Provided data:
□ □ □ □

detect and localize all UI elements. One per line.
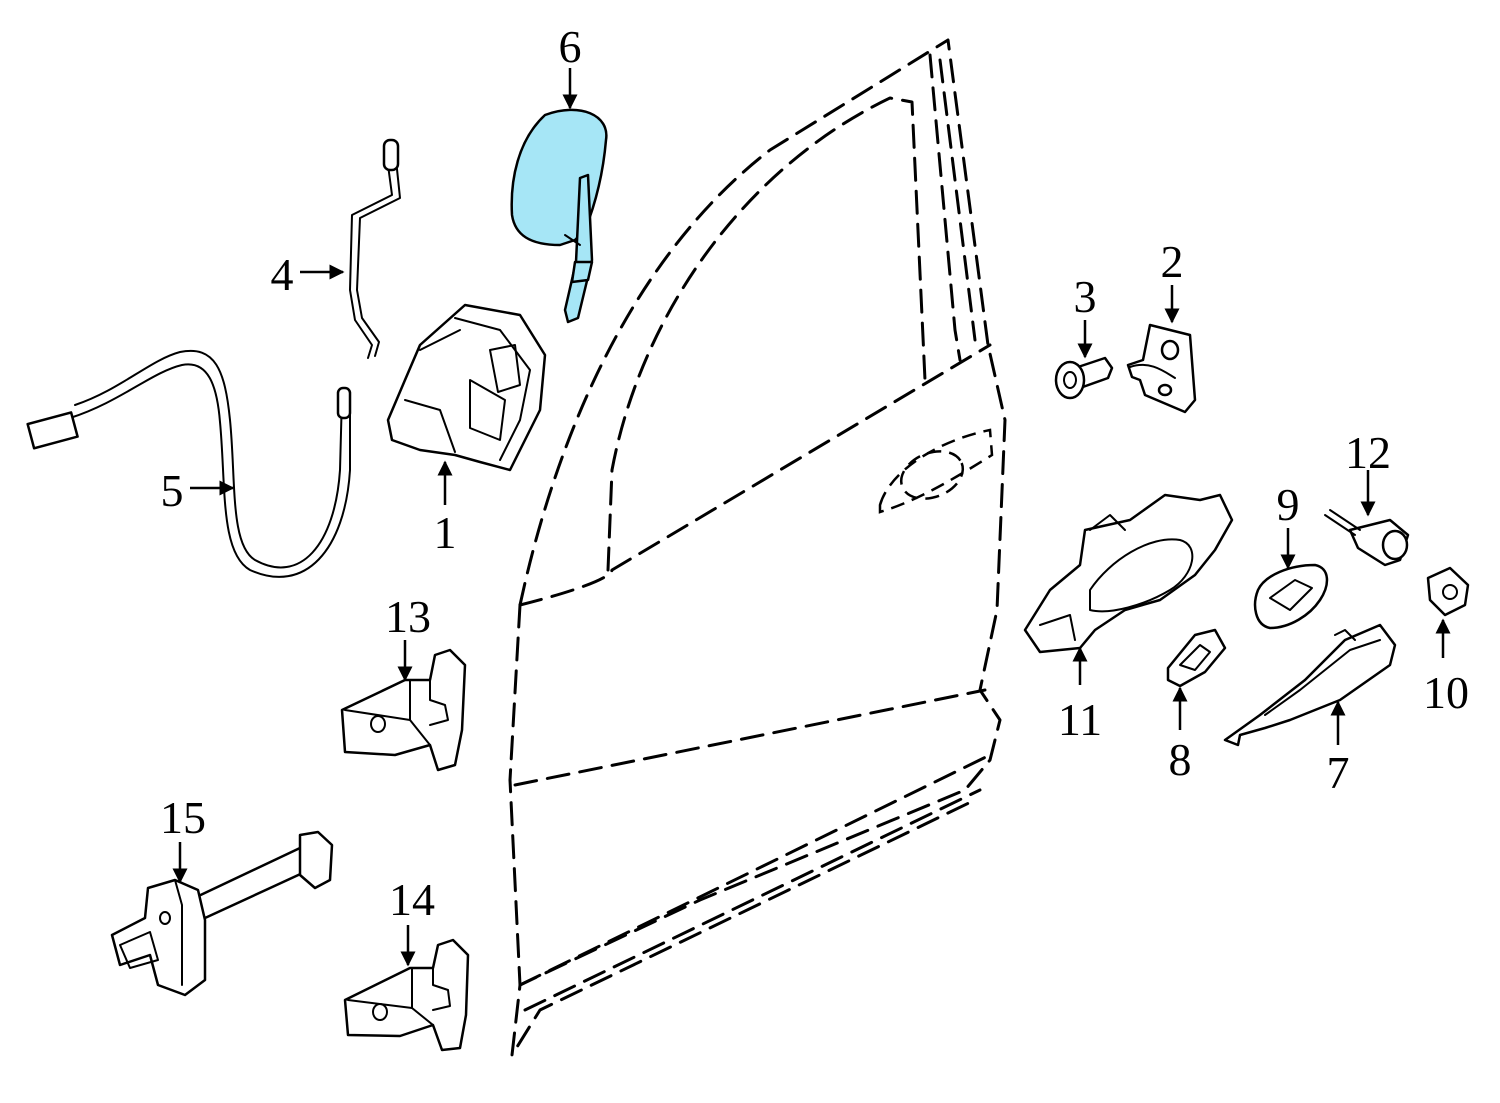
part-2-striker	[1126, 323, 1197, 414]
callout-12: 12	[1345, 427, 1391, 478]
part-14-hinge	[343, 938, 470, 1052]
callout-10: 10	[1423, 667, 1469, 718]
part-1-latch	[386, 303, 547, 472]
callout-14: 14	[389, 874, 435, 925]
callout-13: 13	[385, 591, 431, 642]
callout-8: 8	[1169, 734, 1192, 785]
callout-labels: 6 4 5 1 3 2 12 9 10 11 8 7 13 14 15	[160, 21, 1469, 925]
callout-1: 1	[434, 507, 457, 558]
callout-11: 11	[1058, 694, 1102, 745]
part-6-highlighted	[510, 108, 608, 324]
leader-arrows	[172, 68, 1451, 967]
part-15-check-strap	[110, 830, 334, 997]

□ □ □ □

What this task involves: Write out all of the entries above exactly as they appear, line for line, and leave out the picture.

Answer to the task:
detect and localize all UI elements. One per line.
part-2-striker	[1126, 323, 1197, 414]
callout-12: 12	[1345, 427, 1391, 478]
part-14-hinge	[343, 938, 470, 1052]
callout-10: 10	[1423, 667, 1469, 718]
part-1-latch	[386, 303, 547, 472]
callout-14: 14	[389, 874, 435, 925]
callout-13: 13	[385, 591, 431, 642]
callout-8: 8	[1169, 734, 1192, 785]
callout-labels: 6 4 5 1 3 2 12 9 10 11 8 7 13 14 15	[160, 21, 1469, 925]
callout-1: 1	[434, 507, 457, 558]
callout-11: 11	[1058, 694, 1102, 745]
part-6-highlighted	[510, 108, 608, 324]
leader-arrows	[172, 68, 1451, 967]
part-15-check-strap	[110, 830, 334, 997]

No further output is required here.